* _SET PROBLEM_: Both ends included, set down the lines from the line containing "What data populates" through the last line of the records below, without pictures.

* _RECORDS FOR THE EXERCISE_:

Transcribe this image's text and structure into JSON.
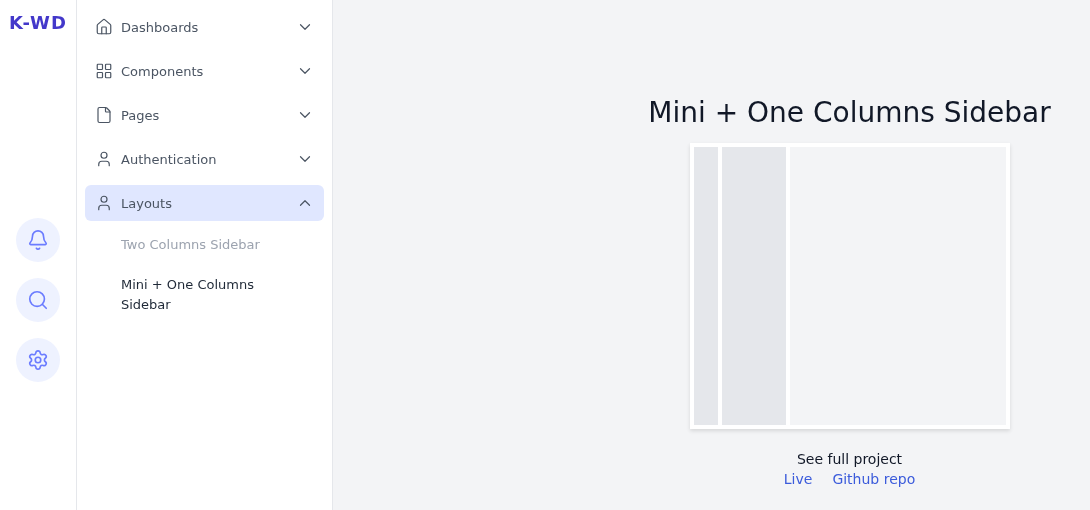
{
  "logo": "K-WD",
  "mini_sidebar": {
    "buttons": [
      {
        "kind": "bell"
      },
      {
        "kind": "search"
      },
      {
        "kind": "settings"
      }
    ]
  },
  "sidebar": {
    "items": [
      {
        "label": "Dashboards",
        "kind": "home",
        "expanded": false,
        "selected": false
      },
      {
        "label": "Components",
        "kind": "grid",
        "expanded": false,
        "selected": false
      },
      {
        "label": "Pages",
        "kind": "file",
        "expanded": false,
        "selected": false
      },
      {
        "label": "Authentication",
        "kind": "user",
        "expanded": false,
        "selected": false
      },
      {
        "label": "Layouts",
        "kind": "user",
        "expanded": true,
        "selected": true,
        "children": [
          {
            "label": "Two Columns Sidebar",
            "selected": false
          },
          {
            "label": "Mini + One Columns Sidebar",
            "selected": true
          }
        ]
      }
    ]
  },
  "main": {
    "title": "Mini + One Columns Sidebar",
    "caption": "See full project",
    "links": [
      "Live",
      "Github repo"
    ]
  }
}
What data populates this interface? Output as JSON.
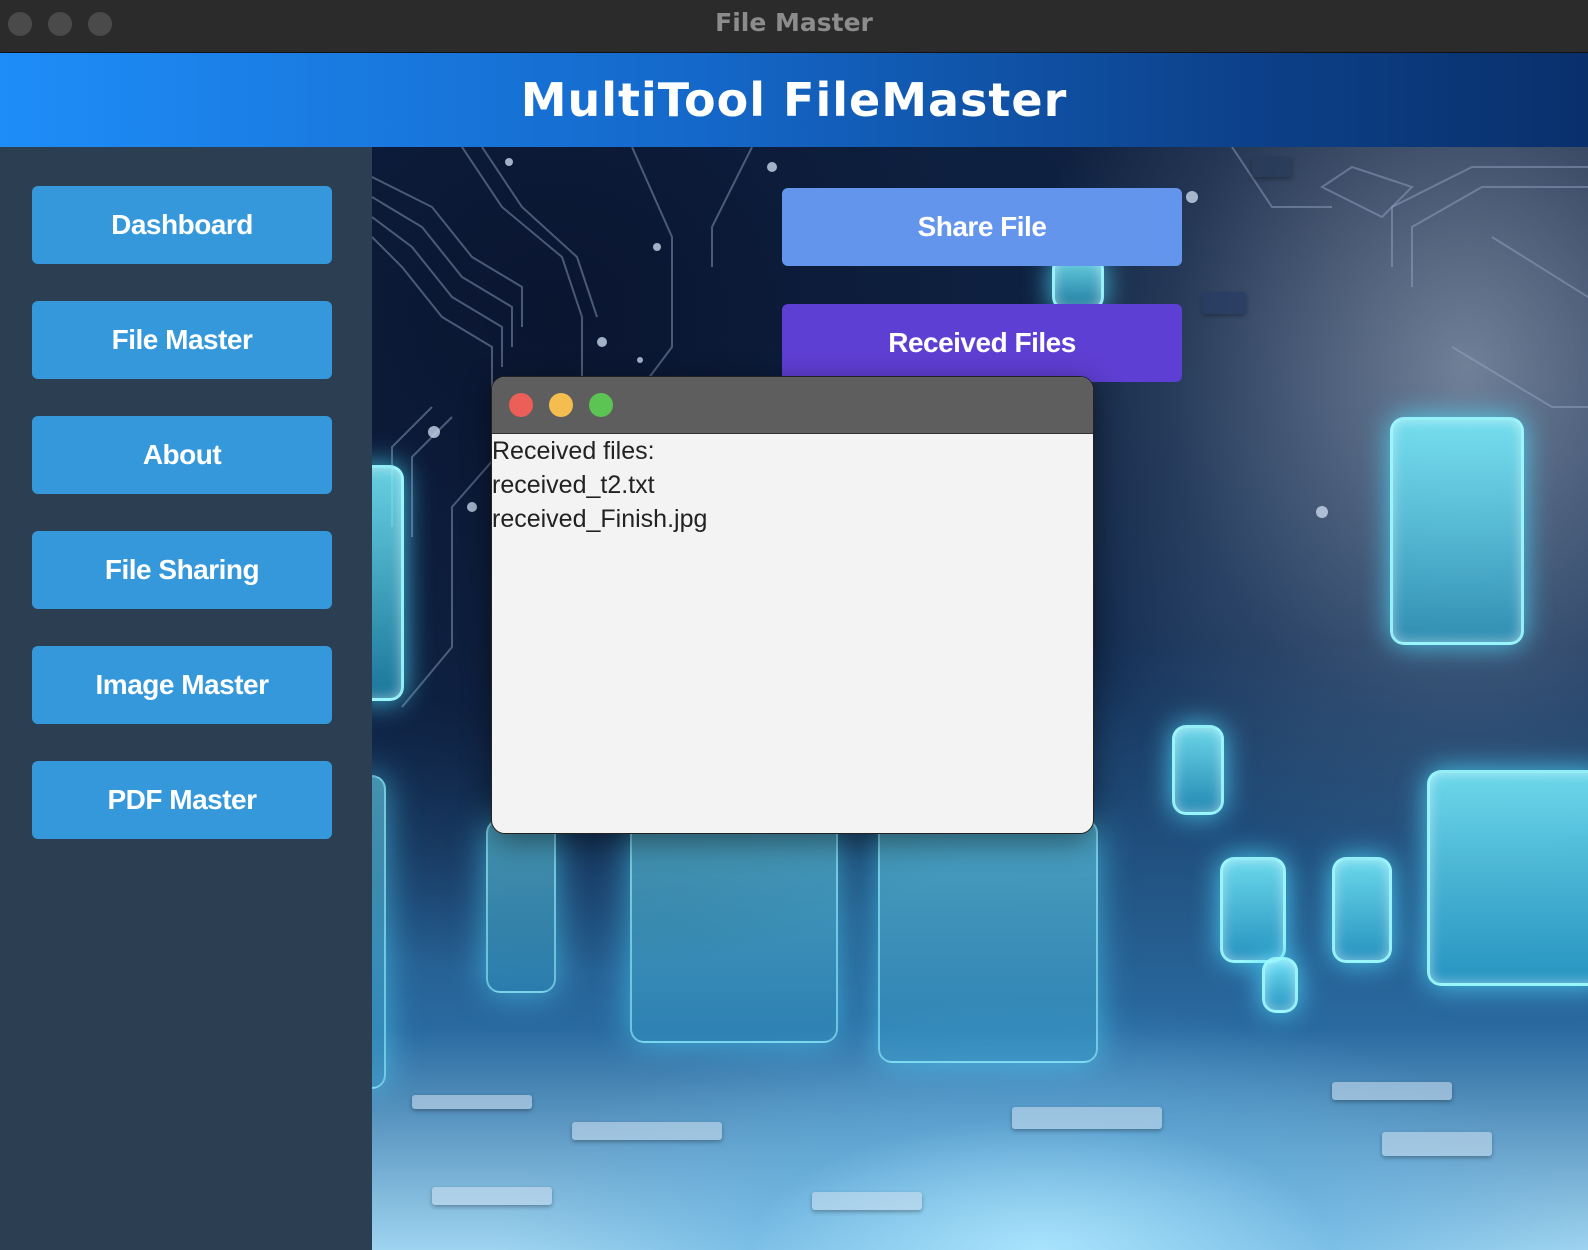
{
  "window": {
    "title": "File Master"
  },
  "header": {
    "app_title": "MultiTool FileMaster"
  },
  "sidebar": {
    "items": [
      {
        "label": "Dashboard"
      },
      {
        "label": "File Master"
      },
      {
        "label": "About"
      },
      {
        "label": "File Sharing"
      },
      {
        "label": "Image Master"
      },
      {
        "label": "PDF Master"
      }
    ]
  },
  "main": {
    "share_label": "Share File",
    "received_label": "Received Files"
  },
  "popup": {
    "lines": [
      "Received files:",
      "received_t2.txt",
      "received_Finish.jpg"
    ]
  },
  "colors": {
    "sidebar_bg": "#2b3e52",
    "sidebar_button": "#3498db",
    "share_button": "#6495ed",
    "received_button": "#5e3fd3",
    "header_start": "#1e8df8",
    "header_end": "#09306b"
  },
  "icons": {
    "close": "close-icon",
    "minimize": "minimize-icon",
    "zoom": "zoom-icon"
  }
}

* _OUTPUT OF THE EXERCISE_:
What data populates this interface? Output as JSON.
{
  "window": {
    "title": "File Master"
  },
  "header": {
    "app_title": "MultiTool FileMaster"
  },
  "sidebar": {
    "items": [
      {
        "label": "Dashboard"
      },
      {
        "label": "File Master"
      },
      {
        "label": "About"
      },
      {
        "label": "File Sharing"
      },
      {
        "label": "Image Master"
      },
      {
        "label": "PDF Master"
      }
    ]
  },
  "main": {
    "share_label": "Share File",
    "received_label": "Received Files"
  },
  "popup": {
    "lines": [
      "Received files:",
      "received_t2.txt",
      "received_Finish.jpg"
    ]
  },
  "colors": {
    "sidebar_bg": "#2b3e52",
    "sidebar_button": "#3498db",
    "share_button": "#6495ed",
    "received_button": "#5e3fd3",
    "header_start": "#1e8df8",
    "header_end": "#09306b"
  },
  "icons": {
    "close": "close-icon",
    "minimize": "minimize-icon",
    "zoom": "zoom-icon"
  }
}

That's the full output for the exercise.